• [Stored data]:
····················

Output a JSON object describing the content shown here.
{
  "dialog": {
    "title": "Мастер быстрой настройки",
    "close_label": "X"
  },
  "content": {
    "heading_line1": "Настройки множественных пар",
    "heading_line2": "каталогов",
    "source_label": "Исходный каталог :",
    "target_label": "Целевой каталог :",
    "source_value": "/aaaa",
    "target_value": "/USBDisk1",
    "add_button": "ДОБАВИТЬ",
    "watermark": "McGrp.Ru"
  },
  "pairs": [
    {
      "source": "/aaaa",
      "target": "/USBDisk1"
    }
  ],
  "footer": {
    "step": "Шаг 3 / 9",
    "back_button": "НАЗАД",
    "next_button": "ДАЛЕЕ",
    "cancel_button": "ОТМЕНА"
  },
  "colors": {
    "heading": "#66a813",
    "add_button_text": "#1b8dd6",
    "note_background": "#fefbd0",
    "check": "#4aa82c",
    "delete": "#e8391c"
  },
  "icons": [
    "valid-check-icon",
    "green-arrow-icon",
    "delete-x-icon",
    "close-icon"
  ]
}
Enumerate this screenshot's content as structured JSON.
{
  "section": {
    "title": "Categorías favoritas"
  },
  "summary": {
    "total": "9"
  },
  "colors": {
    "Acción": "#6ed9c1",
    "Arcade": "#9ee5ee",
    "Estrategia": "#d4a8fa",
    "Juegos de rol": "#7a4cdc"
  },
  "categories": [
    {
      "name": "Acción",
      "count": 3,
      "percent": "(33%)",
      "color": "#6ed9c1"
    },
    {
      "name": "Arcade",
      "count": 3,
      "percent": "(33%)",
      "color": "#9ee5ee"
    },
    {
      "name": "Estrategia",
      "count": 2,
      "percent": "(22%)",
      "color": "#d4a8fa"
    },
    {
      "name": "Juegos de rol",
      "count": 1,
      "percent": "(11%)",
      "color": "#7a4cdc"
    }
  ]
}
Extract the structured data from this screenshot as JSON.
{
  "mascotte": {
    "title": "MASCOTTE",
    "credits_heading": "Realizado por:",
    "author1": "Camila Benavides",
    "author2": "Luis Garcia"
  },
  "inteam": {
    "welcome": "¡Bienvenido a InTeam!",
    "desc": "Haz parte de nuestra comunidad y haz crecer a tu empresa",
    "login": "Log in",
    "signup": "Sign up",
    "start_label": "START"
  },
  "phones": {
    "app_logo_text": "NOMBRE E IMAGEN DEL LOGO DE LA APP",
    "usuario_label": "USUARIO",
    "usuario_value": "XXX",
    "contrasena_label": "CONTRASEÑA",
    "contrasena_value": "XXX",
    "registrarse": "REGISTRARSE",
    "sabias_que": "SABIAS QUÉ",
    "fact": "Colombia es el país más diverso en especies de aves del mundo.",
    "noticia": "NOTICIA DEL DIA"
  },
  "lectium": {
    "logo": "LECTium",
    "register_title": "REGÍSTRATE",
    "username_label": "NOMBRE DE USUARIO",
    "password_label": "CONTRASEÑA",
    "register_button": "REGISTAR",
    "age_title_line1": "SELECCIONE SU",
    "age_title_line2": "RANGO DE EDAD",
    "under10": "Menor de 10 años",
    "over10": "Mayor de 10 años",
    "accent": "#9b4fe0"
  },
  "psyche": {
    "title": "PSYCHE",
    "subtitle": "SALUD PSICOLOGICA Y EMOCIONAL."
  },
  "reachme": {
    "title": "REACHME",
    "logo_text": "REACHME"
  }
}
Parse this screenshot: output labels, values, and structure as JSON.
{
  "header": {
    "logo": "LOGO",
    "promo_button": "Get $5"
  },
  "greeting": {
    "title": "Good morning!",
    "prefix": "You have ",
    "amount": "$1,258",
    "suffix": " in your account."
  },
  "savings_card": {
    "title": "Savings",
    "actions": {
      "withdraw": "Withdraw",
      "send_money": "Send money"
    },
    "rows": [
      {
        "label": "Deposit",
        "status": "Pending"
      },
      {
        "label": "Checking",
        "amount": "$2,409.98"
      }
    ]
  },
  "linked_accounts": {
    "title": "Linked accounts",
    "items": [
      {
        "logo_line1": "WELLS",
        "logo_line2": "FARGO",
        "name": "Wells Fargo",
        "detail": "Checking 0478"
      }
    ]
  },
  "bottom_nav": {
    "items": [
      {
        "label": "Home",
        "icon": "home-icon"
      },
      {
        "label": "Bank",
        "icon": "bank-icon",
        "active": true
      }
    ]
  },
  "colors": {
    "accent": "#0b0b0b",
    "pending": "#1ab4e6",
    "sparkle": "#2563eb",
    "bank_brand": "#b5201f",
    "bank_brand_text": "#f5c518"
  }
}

····················

• [What is being asked]: Every entry should be output exactly as written, please.

• [Solution for this task]:
Output a JSON object describing the content shown here.
{
  "dialog": {
    "title": "Мастер быстрой настройки",
    "close_label": "X"
  },
  "content": {
    "heading_line1": "Настройки множественных пар",
    "heading_line2": "каталогов",
    "source_label": "Исходный каталог :",
    "target_label": "Целевой каталог :",
    "source_value": "/aaaa",
    "target_value": "/USBDisk1",
    "add_button": "ДОБАВИТЬ",
    "watermark": "McGrp.Ru"
  },
  "pairs": [
    {
      "source": "/aaaa",
      "target": "/USBDisk1"
    }
  ],
  "footer": {
    "step": "Шаг 3 / 9",
    "back_button": "НАЗАД",
    "next_button": "ДАЛЕЕ",
    "cancel_button": "ОТМЕНА"
  },
  "colors": {
    "heading": "#66a813",
    "add_button_text": "#1b8dd6",
    "note_background": "#fefbd0",
    "check": "#4aa82c",
    "delete": "#e8391c"
  },
  "icons": [
    "valid-check-icon",
    "green-arrow-icon",
    "delete-x-icon",
    "close-icon"
  ]
}
Enumerate this screenshot's content as structured JSON.
{
  "section": {
    "title": "Categorías favoritas"
  },
  "summary": {
    "total": "9"
  },
  "colors": {
    "Acción": "#6ed9c1",
    "Arcade": "#9ee5ee",
    "Estrategia": "#d4a8fa",
    "Juegos de rol": "#7a4cdc"
  },
  "categories": [
    {
      "name": "Acción",
      "count": 3,
      "percent": "(33%)",
      "color": "#6ed9c1"
    },
    {
      "name": "Arcade",
      "count": 3,
      "percent": "(33%)",
      "color": "#9ee5ee"
    },
    {
      "name": "Estrategia",
      "count": 2,
      "percent": "(22%)",
      "color": "#d4a8fa"
    },
    {
      "name": "Juegos de rol",
      "count": 1,
      "percent": "(11%)",
      "color": "#7a4cdc"
    }
  ]
}
Extract the structured data from this screenshot as JSON.
{
  "mascotte": {
    "title": "MASCOTTE",
    "credits_heading": "Realizado por:",
    "author1": "Camila Benavides",
    "author2": "Luis Garcia"
  },
  "inteam": {
    "welcome": "¡Bienvenido a InTeam!",
    "desc": "Haz parte de nuestra comunidad y haz crecer a tu empresa",
    "login": "Log in",
    "signup": "Sign up",
    "start_label": "START"
  },
  "phones": {
    "app_logo_text": "NOMBRE E IMAGEN DEL LOGO DE LA APP",
    "usuario_label": "USUARIO",
    "usuario_value": "XXX",
    "contrasena_label": "CONTRASEÑA",
    "contrasena_value": "XXX",
    "registrarse": "REGISTRARSE",
    "sabias_que": "SABIAS QUÉ",
    "fact": "Colombia es el país más diverso en especies de aves del mundo.",
    "noticia": "NOTICIA DEL DIA"
  },
  "lectium": {
    "logo": "LECTium",
    "register_title": "REGÍSTRATE",
    "username_label": "NOMBRE DE USUARIO",
    "password_label": "CONTRASEÑA",
    "register_button": "REGISTAR",
    "age_title_line1": "SELECCIONE SU",
    "age_title_line2": "RANGO DE EDAD",
    "under10": "Menor de 10 años",
    "over10": "Mayor de 10 años",
    "accent": "#9b4fe0"
  },
  "psyche": {
    "title": "PSYCHE",
    "subtitle": "SALUD PSICOLOGICA Y EMOCIONAL."
  },
  "reachme": {
    "title": "REACHME",
    "logo_text": "REACHME"
  }
}
Parse this screenshot: output labels, values, and structure as JSON.
{
  "header": {
    "logo": "LOGO",
    "promo_button": "Get $5"
  },
  "greeting": {
    "title": "Good morning!",
    "prefix": "You have ",
    "amount": "$1,258",
    "suffix": " in your account."
  },
  "savings_card": {
    "title": "Savings",
    "actions": {
      "withdraw": "Withdraw",
      "send_money": "Send money"
    },
    "rows": [
      {
        "label": "Deposit",
        "status": "Pending"
      },
      {
        "label": "Checking",
        "amount": "$2,409.98"
      }
    ]
  },
  "linked_accounts": {
    "title": "Linked accounts",
    "items": [
      {
        "logo_line1": "WELLS",
        "logo_line2": "FARGO",
        "name": "Wells Fargo",
        "detail": "Checking 0478"
      }
    ]
  },
  "bottom_nav": {
    "items": [
      {
        "label": "Home",
        "icon": "home-icon"
      },
      {
        "label": "Bank",
        "icon": "bank-icon",
        "active": true
      }
    ]
  },
  "colors": {
    "accent": "#0b0b0b",
    "pending": "#1ab4e6",
    "sparkle": "#2563eb",
    "bank_brand": "#b5201f",
    "bank_brand_text": "#f5c518"
  }
}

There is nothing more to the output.